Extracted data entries
==*==

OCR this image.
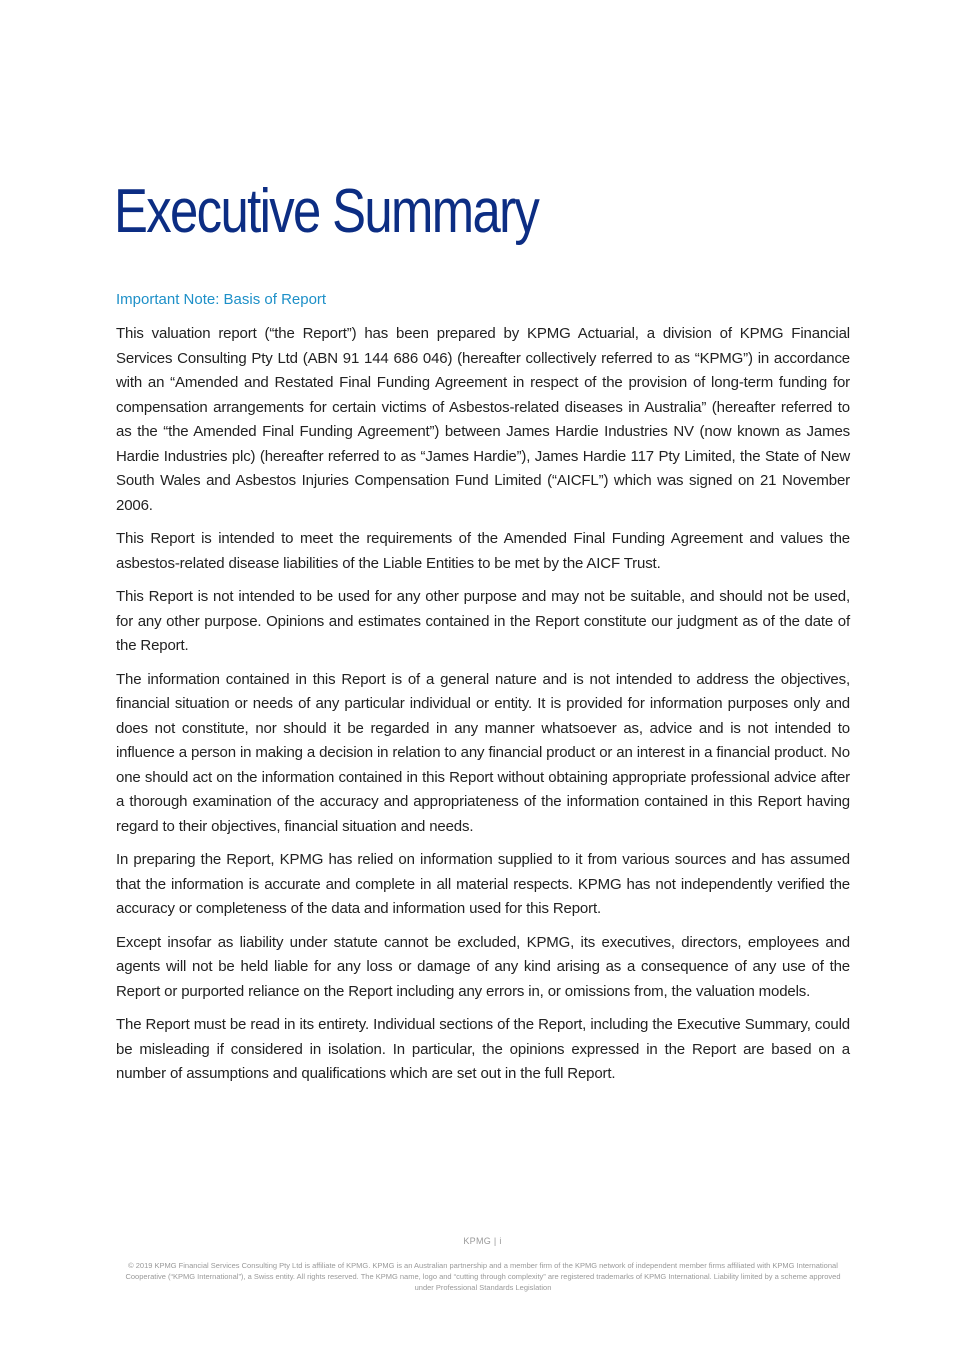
Executive Summary
Important Note: Basis of Report

This valuation report (“the Report”) has been prepared by KPMG Actuarial, a division of KPMG Financial Services Consulting Pty Ltd (ABN 91 144 686 046) (hereafter collectively referred to as “KPMG”) in accordance with an “Amended and Restated Final Funding Agreement in respect of the provision of long-term funding for compensation arrangements for certain victims of Asbestos-related diseases in Australia” (hereafter referred to as the “the Amended Final Funding Agreement”) between James Hardie Industries NV (now known as James Hardie Industries plc) (hereafter referred to as “James Hardie”), James Hardie 117 Pty Limited, the State of New South Wales and Asbestos Injuries Compensation Fund Limited (“AICFL”) which was signed on 21 November 2006.

This Report is intended to meet the requirements of the Amended Final Funding Agreement and values the asbestos-related disease liabilities of the Liable Entities to be met by the AICF Trust.

This Report is not intended to be used for any other purpose and may not be suitable, and should not be used, for any other purpose. Opinions and estimates contained in the Report constitute our judgment as of the date of the Report.

The information contained in this Report is of a general nature and is not intended to address the objectives, financial situation or needs of any particular individual or entity. It is provided for information purposes only and does not constitute, nor should it be regarded in any manner whatsoever as, advice and is not intended to influence a person in making a decision in relation to any financial product or an interest in a financial product. No one should act on the information contained in this Report without obtaining appropriate professional advice after a thorough examination of the accuracy and appropriateness of the information contained in this Report having regard to their objectives, financial situation and needs.

In preparing the Report, KPMG has relied on information supplied to it from various sources and has assumed that the information is accurate and complete in all material respects. KPMG has not independently verified the accuracy or completeness of the data and information used for this Report.

Except insofar as liability under statute cannot be excluded, KPMG, its executives, directors, employees and agents will not be held liable for any loss or damage of any kind arising as a consequence of any use of the Report or purported reliance on the Report including any errors in, or omissions from, the valuation models.

The Report must be read in its entirety. Individual sections of the Report, including the Executive Summary, could be misleading if considered in isolation. In particular, the opinions expressed in the Report are based on a number of assumptions and qualifications which are set out in the full Report.

KPMG | i
© 2019 KPMG Financial Services Consulting Pty Ltd is affiliate of KPMG. KPMG is an Australian partnership and a member firm of the KPMG network of independent member firms affiliated with KPMG International Cooperative (“KPMG International”), a Swiss entity. All rights reserved. The KPMG name, logo and “cutting through complexity” are registered trademarks of KPMG International. Liability limited by a scheme approved under Professional Standards Legislation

==*==

Print the whole listing above once more, word for word, without its pictures.

**ANSWER FOR THIS EXERCISE**
OCR this image.
Executive Summary
Important Note: Basis of Report

This valuation report (“the Report”) has been prepared by KPMG Actuarial, a division of KPMG Financial Services Consulting Pty Ltd (ABN 91 144 686 046) (hereafter collectively referred to as “KPMG”) in accordance with an “Amended and Restated Final Funding Agreement in respect of the provision of long-term funding for compensation arrangements for certain victims of Asbestos-related diseases in Australia” (hereafter referred to as the “the Amended Final Funding Agreement”) between James Hardie Industries NV (now known as James Hardie Industries plc) (hereafter referred to as “James Hardie”), James Hardie 117 Pty Limited, the State of New South Wales and Asbestos Injuries Compensation Fund Limited (“AICFL”) which was signed on 21 November 2006.

This Report is intended to meet the requirements of the Amended Final Funding Agreement and values the asbestos-related disease liabilities of the Liable Entities to be met by the AICF Trust.

This Report is not intended to be used for any other purpose and may not be suitable, and should not be used, for any other purpose. Opinions and estimates contained in the Report constitute our judgment as of the date of the Report.

The information contained in this Report is of a general nature and is not intended to address the objectives, financial situation or needs of any particular individual or entity. It is provided for information purposes only and does not constitute, nor should it be regarded in any manner whatsoever as, advice and is not intended to influence a person in making a decision in relation to any financial product or an interest in a financial product. No one should act on the information contained in this Report without obtaining appropriate professional advice after a thorough examination of the accuracy and appropriateness of the information contained in this Report having regard to their objectives, financial situation and needs.

In preparing the Report, KPMG has relied on information supplied to it from various sources and has assumed that the information is accurate and complete in all material respects. KPMG has not independently verified the accuracy or completeness of the data and information used for this Report.

Except insofar as liability under statute cannot be excluded, KPMG, its executives, directors, employees and agents will not be held liable for any loss or damage of any kind arising as a consequence of any use of the Report or purported reliance on the Report including any errors in, or omissions from, the valuation models.

The Report must be read in its entirety. Individual sections of the Report, including the Executive Summary, could be misleading if considered in isolation. In particular, the opinions expressed in the Report are based on a number of assumptions and qualifications which are set out in the full Report.

KPMG | i
© 2019 KPMG Financial Services Consulting Pty Ltd is affiliate of KPMG. KPMG is an Australian partnership and a member firm of the KPMG network of independent member firms affiliated with KPMG International Cooperative (“KPMG International”), a Swiss entity. All rights reserved. The KPMG name, logo and “cutting through complexity” are registered trademarks of KPMG International. Liability limited by a scheme approved under Professional Standards Legislation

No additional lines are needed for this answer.